Required work — Return a copy of each line that holds the string "están".

Stored records —

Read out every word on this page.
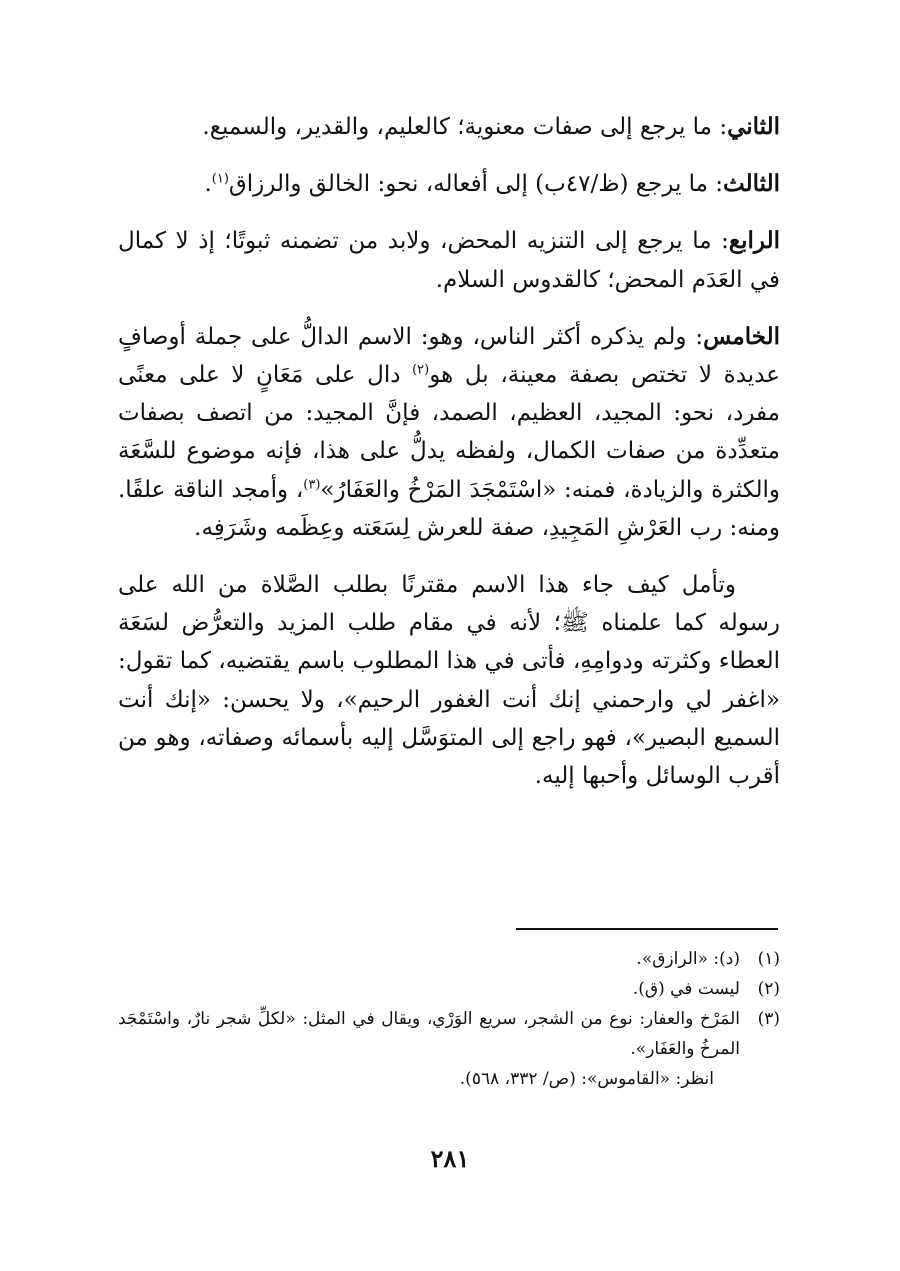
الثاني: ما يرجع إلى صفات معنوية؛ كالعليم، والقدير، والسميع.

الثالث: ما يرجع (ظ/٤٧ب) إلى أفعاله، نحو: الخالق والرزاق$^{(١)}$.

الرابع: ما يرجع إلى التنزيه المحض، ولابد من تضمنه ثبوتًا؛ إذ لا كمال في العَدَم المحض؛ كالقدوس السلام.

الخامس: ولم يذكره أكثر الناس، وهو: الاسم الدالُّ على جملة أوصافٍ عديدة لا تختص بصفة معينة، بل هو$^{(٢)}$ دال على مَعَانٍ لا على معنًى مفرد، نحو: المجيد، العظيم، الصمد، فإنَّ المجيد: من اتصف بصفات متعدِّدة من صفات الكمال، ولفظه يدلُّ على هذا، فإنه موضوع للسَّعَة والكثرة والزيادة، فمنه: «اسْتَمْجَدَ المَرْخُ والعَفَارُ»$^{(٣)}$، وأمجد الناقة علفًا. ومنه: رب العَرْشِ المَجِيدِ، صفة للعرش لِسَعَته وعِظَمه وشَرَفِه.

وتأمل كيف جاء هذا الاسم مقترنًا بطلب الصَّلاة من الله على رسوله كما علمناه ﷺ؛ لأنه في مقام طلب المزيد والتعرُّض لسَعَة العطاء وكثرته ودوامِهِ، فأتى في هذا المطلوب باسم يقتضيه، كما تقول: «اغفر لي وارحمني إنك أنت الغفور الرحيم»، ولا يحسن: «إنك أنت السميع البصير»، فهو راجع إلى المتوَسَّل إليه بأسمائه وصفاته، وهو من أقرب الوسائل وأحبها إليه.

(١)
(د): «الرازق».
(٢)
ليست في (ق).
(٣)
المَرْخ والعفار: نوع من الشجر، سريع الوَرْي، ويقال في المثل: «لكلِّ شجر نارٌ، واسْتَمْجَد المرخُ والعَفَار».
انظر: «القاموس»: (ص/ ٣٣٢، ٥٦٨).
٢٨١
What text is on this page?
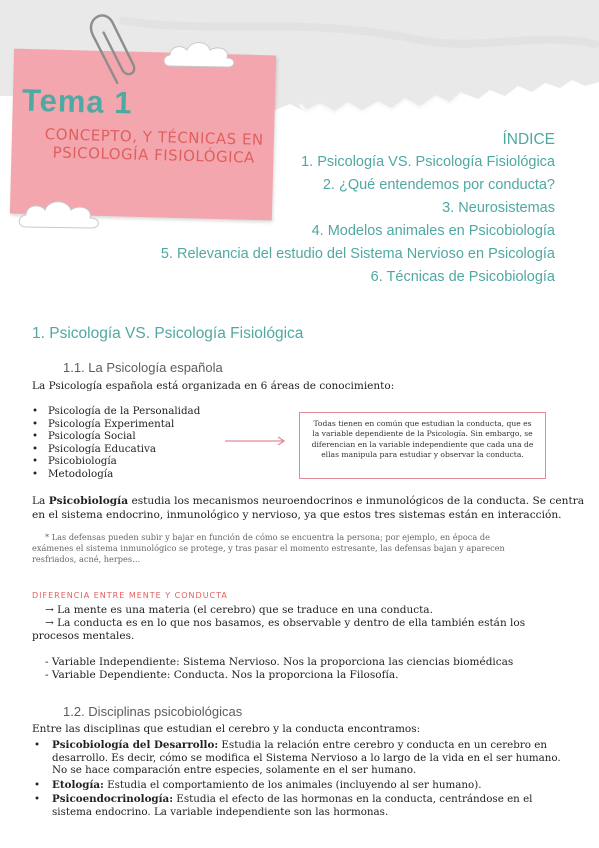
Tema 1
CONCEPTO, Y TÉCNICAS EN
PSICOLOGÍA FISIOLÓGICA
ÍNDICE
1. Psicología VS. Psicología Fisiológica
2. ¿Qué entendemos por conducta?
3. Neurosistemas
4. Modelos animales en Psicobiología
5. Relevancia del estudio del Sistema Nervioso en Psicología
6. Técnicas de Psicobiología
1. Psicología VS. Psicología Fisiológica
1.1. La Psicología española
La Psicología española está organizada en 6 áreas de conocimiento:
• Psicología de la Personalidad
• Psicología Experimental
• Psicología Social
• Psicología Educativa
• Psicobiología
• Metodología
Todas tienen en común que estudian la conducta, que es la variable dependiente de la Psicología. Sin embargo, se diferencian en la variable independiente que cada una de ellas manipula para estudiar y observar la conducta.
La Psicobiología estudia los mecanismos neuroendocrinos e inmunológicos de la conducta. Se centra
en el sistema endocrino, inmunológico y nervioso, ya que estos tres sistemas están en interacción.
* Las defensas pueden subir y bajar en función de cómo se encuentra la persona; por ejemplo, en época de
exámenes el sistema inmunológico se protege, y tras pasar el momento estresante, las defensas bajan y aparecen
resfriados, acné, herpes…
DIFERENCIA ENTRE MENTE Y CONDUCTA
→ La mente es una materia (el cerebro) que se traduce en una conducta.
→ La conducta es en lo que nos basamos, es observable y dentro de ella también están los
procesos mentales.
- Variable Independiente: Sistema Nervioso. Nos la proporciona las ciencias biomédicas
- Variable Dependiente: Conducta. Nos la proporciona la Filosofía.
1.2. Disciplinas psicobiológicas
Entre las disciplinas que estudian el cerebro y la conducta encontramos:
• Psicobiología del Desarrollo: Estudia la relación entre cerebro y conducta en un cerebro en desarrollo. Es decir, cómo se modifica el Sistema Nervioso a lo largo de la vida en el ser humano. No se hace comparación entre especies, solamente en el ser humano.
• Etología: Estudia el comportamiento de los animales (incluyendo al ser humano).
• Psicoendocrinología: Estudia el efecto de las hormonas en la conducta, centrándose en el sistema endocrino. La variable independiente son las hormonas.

* * *

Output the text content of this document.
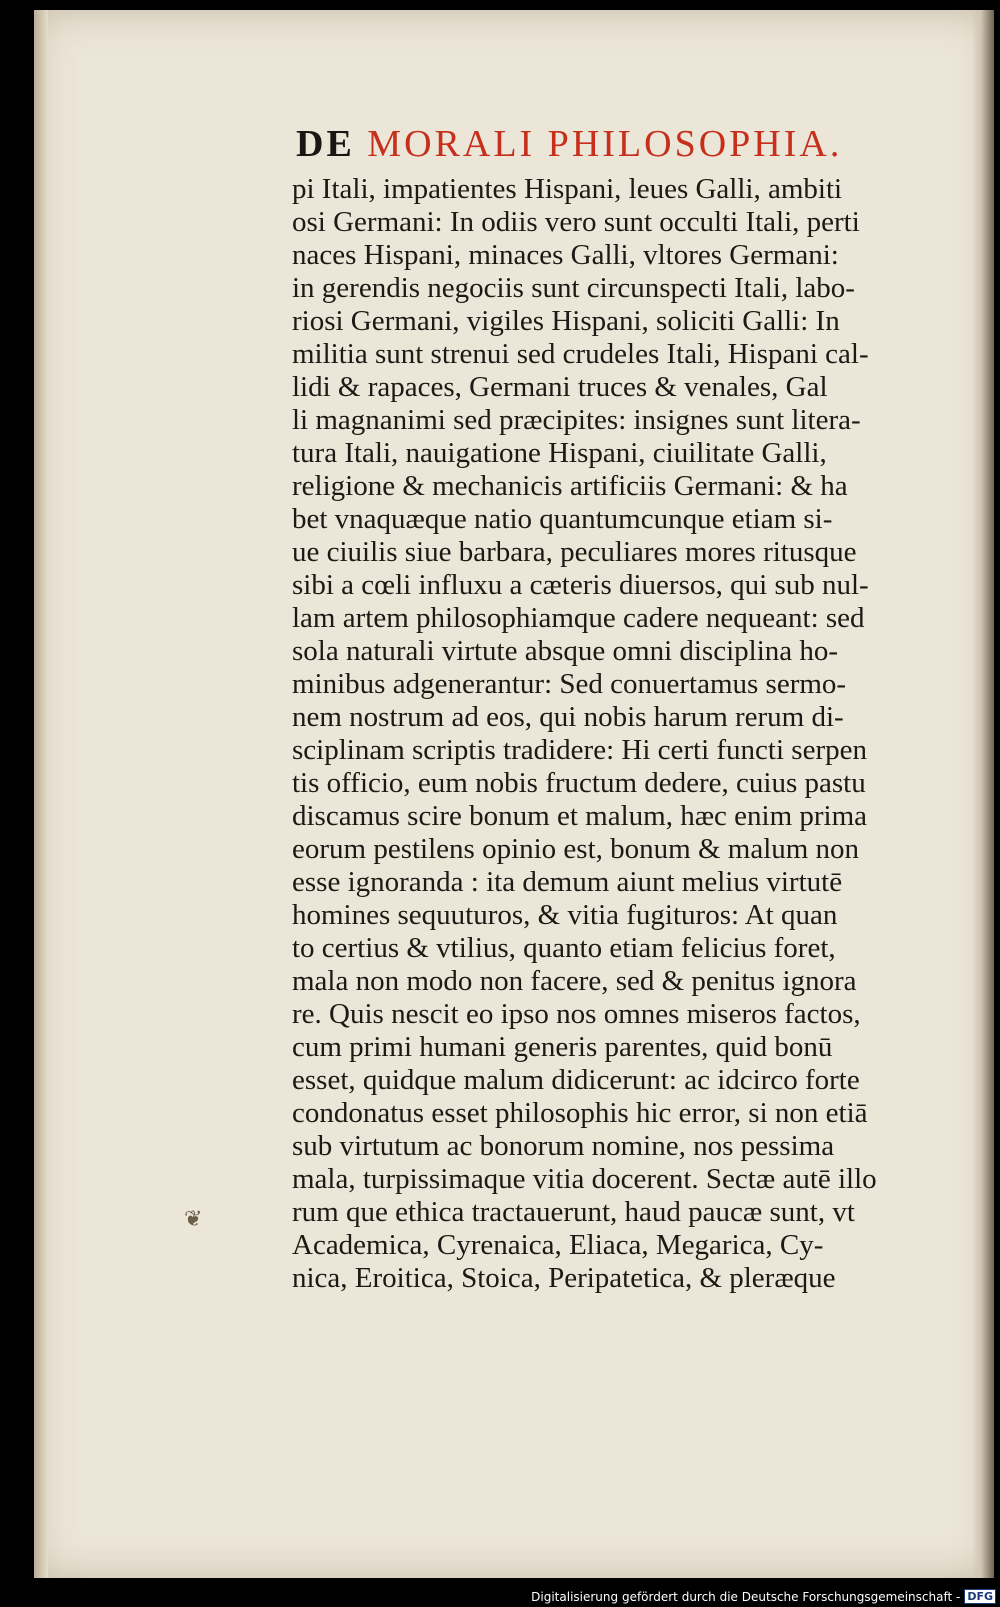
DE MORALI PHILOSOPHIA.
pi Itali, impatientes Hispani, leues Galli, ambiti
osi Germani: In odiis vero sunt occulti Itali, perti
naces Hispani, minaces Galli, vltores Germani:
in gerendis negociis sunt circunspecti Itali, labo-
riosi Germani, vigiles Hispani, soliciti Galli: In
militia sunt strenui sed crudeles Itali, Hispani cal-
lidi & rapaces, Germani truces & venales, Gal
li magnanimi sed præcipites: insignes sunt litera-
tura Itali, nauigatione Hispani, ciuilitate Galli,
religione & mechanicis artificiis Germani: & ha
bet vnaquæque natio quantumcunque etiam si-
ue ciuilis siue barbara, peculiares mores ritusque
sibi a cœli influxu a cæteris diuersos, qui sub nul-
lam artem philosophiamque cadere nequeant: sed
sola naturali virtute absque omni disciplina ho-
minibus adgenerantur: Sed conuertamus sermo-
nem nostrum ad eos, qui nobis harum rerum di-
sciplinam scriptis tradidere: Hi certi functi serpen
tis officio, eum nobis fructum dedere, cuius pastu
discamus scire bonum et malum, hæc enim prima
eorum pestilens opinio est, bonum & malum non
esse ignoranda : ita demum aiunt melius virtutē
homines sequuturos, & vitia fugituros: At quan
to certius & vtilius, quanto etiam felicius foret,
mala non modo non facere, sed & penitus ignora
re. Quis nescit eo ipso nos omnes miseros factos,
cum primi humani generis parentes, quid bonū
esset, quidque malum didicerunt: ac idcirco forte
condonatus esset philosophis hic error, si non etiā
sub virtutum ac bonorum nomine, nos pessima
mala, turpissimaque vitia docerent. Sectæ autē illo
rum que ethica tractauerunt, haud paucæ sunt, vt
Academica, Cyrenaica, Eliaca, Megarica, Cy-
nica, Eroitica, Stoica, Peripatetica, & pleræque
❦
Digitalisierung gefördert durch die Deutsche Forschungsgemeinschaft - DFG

Correct response —
en el sistema endocrino, inmunológico y nervioso, ya que estos tres sistemas están en interacción.
→ La conducta es en lo que nos basamos, es observable y dentro de ella también están los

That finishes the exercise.